▸ **WHAT TO PRODUCE**: In the entries below, find every line with "Skies" and copy it.

▸ **GIVEN DATA**:
** start **
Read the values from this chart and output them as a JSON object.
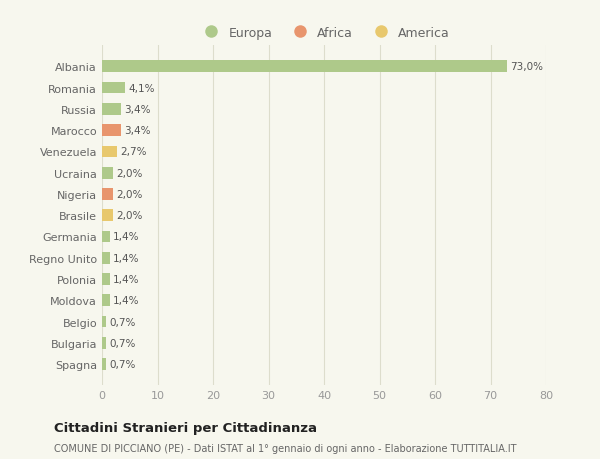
{
  "countries": [
    "Albania",
    "Romania",
    "Russia",
    "Marocco",
    "Venezuela",
    "Ucraina",
    "Nigeria",
    "Brasile",
    "Germania",
    "Regno Unito",
    "Polonia",
    "Moldova",
    "Belgio",
    "Bulgaria",
    "Spagna"
  ],
  "values": [
    73.0,
    4.1,
    3.4,
    3.4,
    2.7,
    2.0,
    2.0,
    2.0,
    1.4,
    1.4,
    1.4,
    1.4,
    0.7,
    0.7,
    0.7
  ],
  "labels": [
    "73,0%",
    "4,1%",
    "3,4%",
    "3,4%",
    "2,7%",
    "2,0%",
    "2,0%",
    "2,0%",
    "1,4%",
    "1,4%",
    "1,4%",
    "1,4%",
    "0,7%",
    "0,7%",
    "0,7%"
  ],
  "continents": [
    "Europa",
    "Europa",
    "Europa",
    "Africa",
    "America",
    "Europa",
    "Africa",
    "America",
    "Europa",
    "Europa",
    "Europa",
    "Europa",
    "Europa",
    "Europa",
    "Europa"
  ],
  "colors": {
    "Europa": "#aec98a",
    "Africa": "#e8956d",
    "America": "#e8c86d"
  },
  "legend_items": [
    "Europa",
    "Africa",
    "America"
  ],
  "legend_colors": [
    "#aec98a",
    "#e8956d",
    "#e8c86d"
  ],
  "xlim": [
    0,
    80
  ],
  "xticks": [
    0,
    10,
    20,
    30,
    40,
    50,
    60,
    70,
    80
  ],
  "title": "Cittadini Stranieri per Cittadinanza",
  "subtitle": "COMUNE DI PICCIANO (PE) - Dati ISTAT al 1° gennaio di ogni anno - Elaborazione TUTTITALIA.IT",
  "bg_color": "#f7f7ee",
  "grid_color": "#ddddcc",
  "bar_height": 0.55
}
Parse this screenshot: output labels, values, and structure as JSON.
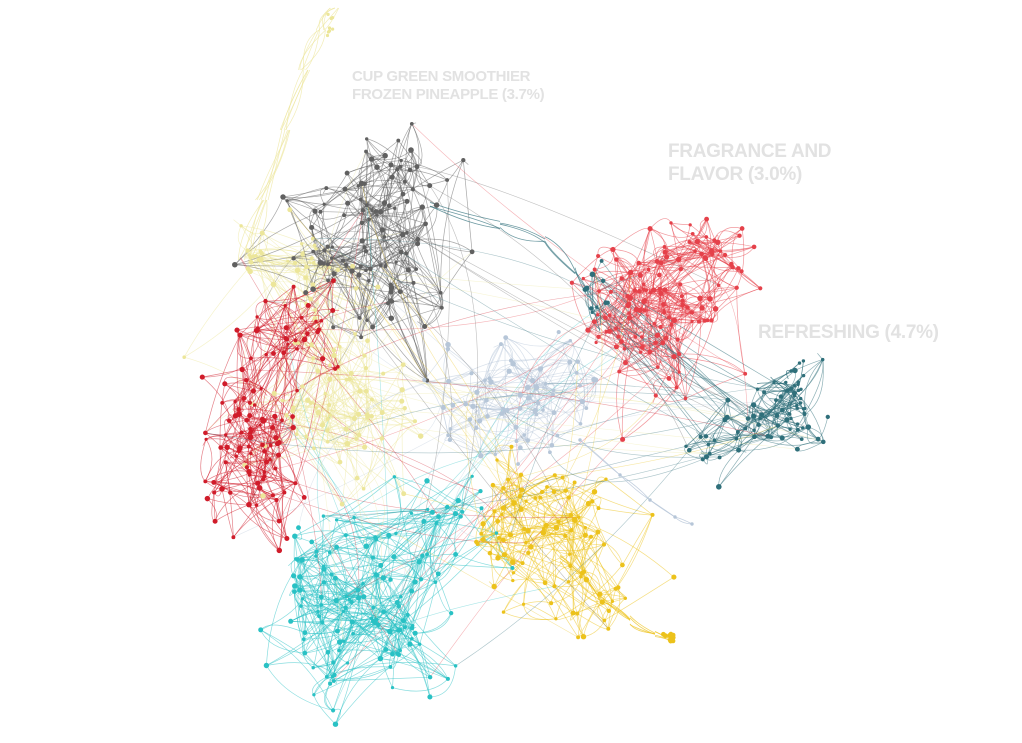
{
  "clusters": {
    "smoothie": {
      "label_line1": "CUP GREEN SMOOTHIER",
      "label_line2": "FROZEN PINEAPPLE (3.7%)"
    },
    "fragrance": {
      "label_line1": "FRAGRANCE AND",
      "label_line2": "FLAVOR (3.0%)"
    },
    "refreshing": {
      "label": "REFRESHING (4.7%)"
    }
  },
  "colors": {
    "gray": "#606060",
    "red_right": "#e5414a",
    "teal_dark": "#2f6f7a",
    "pale_yellow": "#ece69a",
    "crimson": "#d01c2a",
    "cyan": "#29c1c4",
    "gold": "#ecc21b",
    "light_blue": "#b6c6d8"
  }
}
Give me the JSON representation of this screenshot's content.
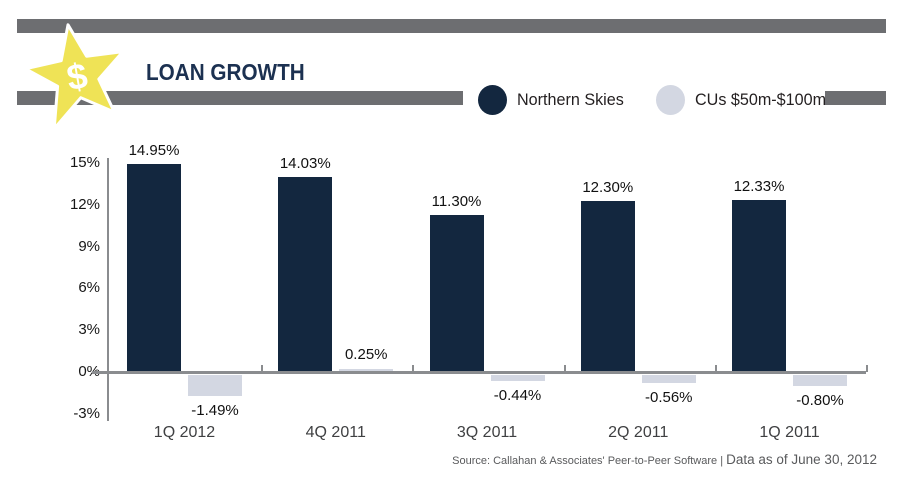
{
  "header": {
    "title": "LOAN GROWTH",
    "badge": {
      "icon": "dollar-star-icon",
      "dollar_sign": "$",
      "star_color": "#efe356"
    }
  },
  "legend": {
    "items": [
      {
        "label": "Northern Skies",
        "color": "#13273f"
      },
      {
        "label": "CUs $50m-$100m",
        "color": "#d3d7e2"
      }
    ]
  },
  "chart_data": {
    "type": "bar",
    "title": "LOAN GROWTH",
    "categories": [
      "1Q 2012",
      "4Q 2011",
      "3Q 2011",
      "2Q 2011",
      "1Q 2011"
    ],
    "series": [
      {
        "name": "Northern Skies",
        "color": "#13273f",
        "values": [
          14.95,
          14.03,
          11.3,
          12.3,
          12.33
        ],
        "labels": [
          "14.95%",
          "14.03%",
          "11.30%",
          "12.30%",
          "12.33%"
        ]
      },
      {
        "name": "CUs $50m-$100m",
        "color": "#d3d7e2",
        "values": [
          -1.49,
          0.25,
          -0.44,
          -0.56,
          -0.8
        ],
        "labels": [
          "-1.49%",
          "0.25%",
          "-0.44%",
          "-0.56%",
          "-0.80%"
        ]
      }
    ],
    "y_axis": {
      "tick_labels": [
        "15%",
        "12%",
        "9%",
        "6%",
        "3%",
        "0%",
        "-3%"
      ],
      "tick_values": [
        15,
        12,
        9,
        6,
        3,
        0,
        -3
      ],
      "ylim": [
        -3,
        15
      ]
    },
    "grid": false,
    "legend_position": "top-right",
    "xlabel": "",
    "ylabel": ""
  },
  "source": {
    "prefix": "Source: Callahan & Associates' Peer-to-Peer Software | ",
    "suffix": "Data as of June 30, 2012"
  },
  "colors": {
    "header_bar": "#6d6e71",
    "axis": "#8a8c8f",
    "navy": "#13273f",
    "light": "#d3d7e2",
    "star_yellow": "#efe356",
    "title_navy": "#1c3151"
  }
}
** end **
▸ **TASK RESULT**:
        "label": "Northern Skies",
        "name": "Northern Skies",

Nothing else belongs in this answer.